**Requirement:**
Return the whole listing, keeping every character the same.

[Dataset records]

···

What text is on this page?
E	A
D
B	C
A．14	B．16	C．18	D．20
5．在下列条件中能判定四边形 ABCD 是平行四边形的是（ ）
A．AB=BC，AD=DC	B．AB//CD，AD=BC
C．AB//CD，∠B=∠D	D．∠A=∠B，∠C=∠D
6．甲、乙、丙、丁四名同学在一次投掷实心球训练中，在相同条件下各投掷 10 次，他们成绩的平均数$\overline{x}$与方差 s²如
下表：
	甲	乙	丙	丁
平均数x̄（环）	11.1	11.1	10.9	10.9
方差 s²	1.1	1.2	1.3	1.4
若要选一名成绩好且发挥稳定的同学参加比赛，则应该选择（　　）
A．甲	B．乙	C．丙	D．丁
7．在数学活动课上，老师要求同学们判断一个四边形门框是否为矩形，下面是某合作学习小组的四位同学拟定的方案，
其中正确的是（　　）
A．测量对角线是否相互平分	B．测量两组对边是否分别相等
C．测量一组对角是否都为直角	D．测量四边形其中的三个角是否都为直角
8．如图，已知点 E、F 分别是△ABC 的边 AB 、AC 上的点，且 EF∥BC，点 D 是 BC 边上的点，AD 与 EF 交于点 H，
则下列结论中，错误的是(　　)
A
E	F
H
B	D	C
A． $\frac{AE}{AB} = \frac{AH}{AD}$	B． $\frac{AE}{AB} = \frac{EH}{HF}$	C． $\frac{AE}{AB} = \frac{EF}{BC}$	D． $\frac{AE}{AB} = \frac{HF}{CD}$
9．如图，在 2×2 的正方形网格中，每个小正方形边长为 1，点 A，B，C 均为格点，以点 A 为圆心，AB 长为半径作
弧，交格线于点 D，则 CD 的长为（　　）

···

**Complete response:**
What text is on this page?
E	A
D
B	C
A．14	B．16	C．18	D．20
5．在下列条件中能判定四边形 ABCD 是平行四边形的是（ ）
A．AB=BC，AD=DC	B．AB//CD，AD=BC
C．AB//CD，∠B=∠D	D．∠A=∠B，∠C=∠D
6．甲、乙、丙、丁四名同学在一次投掷实心球训练中，在相同条件下各投掷 10 次，他们成绩的平均数$\overline{x}$与方差 s²如
下表：
	甲	乙	丙	丁
平均数x̄（环）	11.1	11.1	10.9	10.9
方差 s²	1.1	1.2	1.3	1.4
若要选一名成绩好且发挥稳定的同学参加比赛，则应该选择（　　）
A．甲	B．乙	C．丙	D．丁
7．在数学活动课上，老师要求同学们判断一个四边形门框是否为矩形，下面是某合作学习小组的四位同学拟定的方案，
其中正确的是（　　）
A．测量对角线是否相互平分	B．测量两组对边是否分别相等
C．测量一组对角是否都为直角	D．测量四边形其中的三个角是否都为直角
8．如图，已知点 E、F 分别是△ABC 的边 AB 、AC 上的点，且 EF∥BC，点 D 是 BC 边上的点，AD 与 EF 交于点 H，
则下列结论中，错误的是(　　)
A
E	F
H
B	D	C
A． $\frac{AE}{AB} = \frac{AH}{AD}$	B． $\frac{AE}{AB} = \frac{EH}{HF}$	C． $\frac{AE}{AB} = \frac{EF}{BC}$	D． $\frac{AE}{AB} = \frac{HF}{CD}$
9．如图，在 2×2 的正方形网格中，每个小正方形边长为 1，点 A，B，C 均为格点，以点 A 为圆心，AB 长为半径作
弧，交格线于点 D，则 CD 的长为（　　）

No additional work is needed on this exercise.